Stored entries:
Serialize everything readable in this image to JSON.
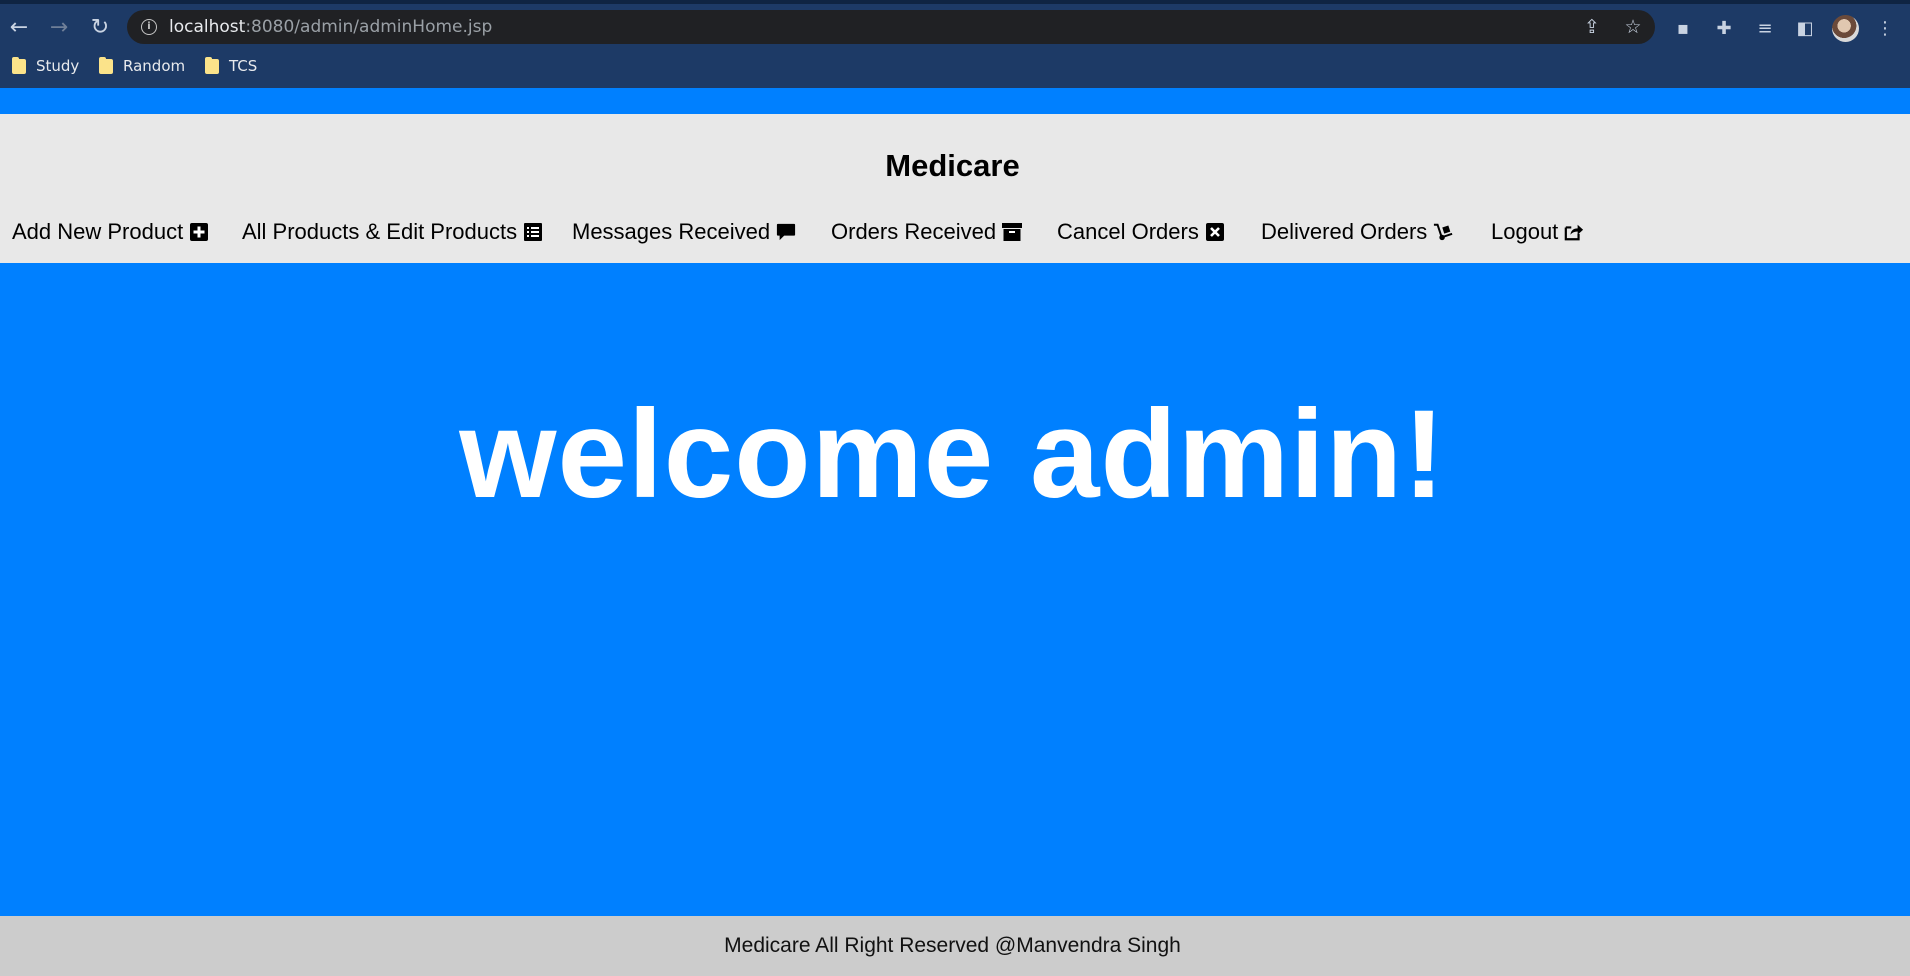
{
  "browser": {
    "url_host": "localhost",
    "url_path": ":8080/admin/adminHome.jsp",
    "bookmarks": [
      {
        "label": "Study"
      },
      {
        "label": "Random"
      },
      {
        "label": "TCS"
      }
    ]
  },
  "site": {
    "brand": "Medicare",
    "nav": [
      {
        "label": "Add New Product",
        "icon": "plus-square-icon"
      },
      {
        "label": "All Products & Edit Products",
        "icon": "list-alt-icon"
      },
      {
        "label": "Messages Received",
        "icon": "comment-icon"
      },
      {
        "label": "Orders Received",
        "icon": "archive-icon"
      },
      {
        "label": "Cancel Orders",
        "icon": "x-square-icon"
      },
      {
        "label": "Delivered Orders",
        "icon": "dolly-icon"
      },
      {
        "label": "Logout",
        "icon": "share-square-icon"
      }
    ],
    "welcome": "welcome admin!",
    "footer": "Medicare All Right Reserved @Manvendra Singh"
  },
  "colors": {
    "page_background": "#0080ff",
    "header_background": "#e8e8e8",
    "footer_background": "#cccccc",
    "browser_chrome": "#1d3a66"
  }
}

## YOUR OBJECTIVE
Print each record exactly as it stands, leaving the images out.

## TASK ANSWER
Serialize everything readable in this image to JSON.
{
  "browser": {
    "url_host": "localhost",
    "url_path": ":8080/admin/adminHome.jsp",
    "bookmarks": [
      {
        "label": "Study"
      },
      {
        "label": "Random"
      },
      {
        "label": "TCS"
      }
    ]
  },
  "site": {
    "brand": "Medicare",
    "nav": [
      {
        "label": "Add New Product",
        "icon": "plus-square-icon"
      },
      {
        "label": "All Products & Edit Products",
        "icon": "list-alt-icon"
      },
      {
        "label": "Messages Received",
        "icon": "comment-icon"
      },
      {
        "label": "Orders Received",
        "icon": "archive-icon"
      },
      {
        "label": "Cancel Orders",
        "icon": "x-square-icon"
      },
      {
        "label": "Delivered Orders",
        "icon": "dolly-icon"
      },
      {
        "label": "Logout",
        "icon": "share-square-icon"
      }
    ],
    "welcome": "welcome admin!",
    "footer": "Medicare All Right Reserved @Manvendra Singh"
  },
  "colors": {
    "page_background": "#0080ff",
    "header_background": "#e8e8e8",
    "footer_background": "#cccccc",
    "browser_chrome": "#1d3a66"
  }
}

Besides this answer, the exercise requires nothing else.